- **TASK DIRECTIONS**
Every line below must be reproduced exactly. Copy them all.

Lines of data:
________________________

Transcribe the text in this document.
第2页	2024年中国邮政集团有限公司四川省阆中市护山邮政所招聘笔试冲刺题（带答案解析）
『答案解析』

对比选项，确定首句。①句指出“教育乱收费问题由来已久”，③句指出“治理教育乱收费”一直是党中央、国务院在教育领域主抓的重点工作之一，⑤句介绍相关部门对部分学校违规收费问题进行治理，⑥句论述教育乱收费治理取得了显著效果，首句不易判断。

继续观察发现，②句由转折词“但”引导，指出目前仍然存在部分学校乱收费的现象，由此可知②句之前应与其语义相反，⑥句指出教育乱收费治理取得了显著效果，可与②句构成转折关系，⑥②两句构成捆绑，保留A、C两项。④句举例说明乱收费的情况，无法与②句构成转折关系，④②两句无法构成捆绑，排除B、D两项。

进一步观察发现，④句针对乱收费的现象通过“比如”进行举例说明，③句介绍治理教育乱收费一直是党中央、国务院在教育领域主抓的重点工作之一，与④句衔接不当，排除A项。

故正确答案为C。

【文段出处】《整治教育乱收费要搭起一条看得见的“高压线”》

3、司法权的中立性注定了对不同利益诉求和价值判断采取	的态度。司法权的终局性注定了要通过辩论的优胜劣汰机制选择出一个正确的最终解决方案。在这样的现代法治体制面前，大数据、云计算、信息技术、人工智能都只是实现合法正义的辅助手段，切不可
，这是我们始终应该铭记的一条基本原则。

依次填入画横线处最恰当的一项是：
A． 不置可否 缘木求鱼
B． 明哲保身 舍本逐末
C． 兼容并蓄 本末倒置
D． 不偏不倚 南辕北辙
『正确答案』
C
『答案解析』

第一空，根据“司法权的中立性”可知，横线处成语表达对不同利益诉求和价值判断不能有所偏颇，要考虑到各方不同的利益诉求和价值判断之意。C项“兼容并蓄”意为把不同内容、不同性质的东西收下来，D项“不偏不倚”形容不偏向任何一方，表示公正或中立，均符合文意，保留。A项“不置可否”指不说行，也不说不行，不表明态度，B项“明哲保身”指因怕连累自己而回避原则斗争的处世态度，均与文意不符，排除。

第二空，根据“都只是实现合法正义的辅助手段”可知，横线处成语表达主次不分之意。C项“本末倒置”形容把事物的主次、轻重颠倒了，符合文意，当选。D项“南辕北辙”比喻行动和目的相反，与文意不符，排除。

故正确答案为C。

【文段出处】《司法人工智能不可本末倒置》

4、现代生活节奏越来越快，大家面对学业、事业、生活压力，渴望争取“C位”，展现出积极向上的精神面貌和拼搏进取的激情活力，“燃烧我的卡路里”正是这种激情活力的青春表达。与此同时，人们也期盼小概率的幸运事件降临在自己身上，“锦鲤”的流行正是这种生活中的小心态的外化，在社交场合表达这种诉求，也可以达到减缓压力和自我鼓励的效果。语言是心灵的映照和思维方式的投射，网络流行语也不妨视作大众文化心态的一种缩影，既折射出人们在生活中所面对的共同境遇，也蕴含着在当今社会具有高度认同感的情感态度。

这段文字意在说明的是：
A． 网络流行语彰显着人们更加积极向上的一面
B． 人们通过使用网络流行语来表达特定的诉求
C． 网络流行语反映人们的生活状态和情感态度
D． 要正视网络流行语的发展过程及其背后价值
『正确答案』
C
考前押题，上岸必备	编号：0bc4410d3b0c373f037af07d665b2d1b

________________________

- **CORRECT ANSWER**
Transcribe the text in this document.
第2页	2024年中国邮政集团有限公司四川省阆中市护山邮政所招聘笔试冲刺题（带答案解析）
『答案解析』

对比选项，确定首句。①句指出“教育乱收费问题由来已久”，③句指出“治理教育乱收费”一直是党中央、国务院在教育领域主抓的重点工作之一，⑤句介绍相关部门对部分学校违规收费问题进行治理，⑥句论述教育乱收费治理取得了显著效果，首句不易判断。

继续观察发现，②句由转折词“但”引导，指出目前仍然存在部分学校乱收费的现象，由此可知②句之前应与其语义相反，⑥句指出教育乱收费治理取得了显著效果，可与②句构成转折关系，⑥②两句构成捆绑，保留A、C两项。④句举例说明乱收费的情况，无法与②句构成转折关系，④②两句无法构成捆绑，排除B、D两项。

进一步观察发现，④句针对乱收费的现象通过“比如”进行举例说明，③句介绍治理教育乱收费一直是党中央、国务院在教育领域主抓的重点工作之一，与④句衔接不当，排除A项。

故正确答案为C。

【文段出处】《整治教育乱收费要搭起一条看得见的“高压线”》

3、司法权的中立性注定了对不同利益诉求和价值判断采取	的态度。司法权的终局性注定了要通过辩论的优胜劣汰机制选择出一个正确的最终解决方案。在这样的现代法治体制面前，大数据、云计算、信息技术、人工智能都只是实现合法正义的辅助手段，切不可
，这是我们始终应该铭记的一条基本原则。

依次填入画横线处最恰当的一项是：
A． 不置可否 缘木求鱼
B． 明哲保身 舍本逐末
C． 兼容并蓄 本末倒置
D． 不偏不倚 南辕北辙
『正确答案』
C
『答案解析』

第一空，根据“司法权的中立性”可知，横线处成语表达对不同利益诉求和价值判断不能有所偏颇，要考虑到各方不同的利益诉求和价值判断之意。C项“兼容并蓄”意为把不同内容、不同性质的东西收下来，D项“不偏不倚”形容不偏向任何一方，表示公正或中立，均符合文意，保留。A项“不置可否”指不说行，也不说不行，不表明态度，B项“明哲保身”指因怕连累自己而回避原则斗争的处世态度，均与文意不符，排除。

第二空，根据“都只是实现合法正义的辅助手段”可知，横线处成语表达主次不分之意。C项“本末倒置”形容把事物的主次、轻重颠倒了，符合文意，当选。D项“南辕北辙”比喻行动和目的相反，与文意不符，排除。

故正确答案为C。

【文段出处】《司法人工智能不可本末倒置》

4、现代生活节奏越来越快，大家面对学业、事业、生活压力，渴望争取“C位”，展现出积极向上的精神面貌和拼搏进取的激情活力，“燃烧我的卡路里”正是这种激情活力的青春表达。与此同时，人们也期盼小概率的幸运事件降临在自己身上，“锦鲤”的流行正是这种生活中的小心态的外化，在社交场合表达这种诉求，也可以达到减缓压力和自我鼓励的效果。语言是心灵的映照和思维方式的投射，网络流行语也不妨视作大众文化心态的一种缩影，既折射出人们在生活中所面对的共同境遇，也蕴含着在当今社会具有高度认同感的情感态度。

这段文字意在说明的是：
A． 网络流行语彰显着人们更加积极向上的一面
B． 人们通过使用网络流行语来表达特定的诉求
C． 网络流行语反映人们的生活状态和情感态度
D． 要正视网络流行语的发展过程及其背后价值
『正确答案』
C
考前押题，上岸必备	编号：0bc4410d3b0c373f037af07d665b2d1b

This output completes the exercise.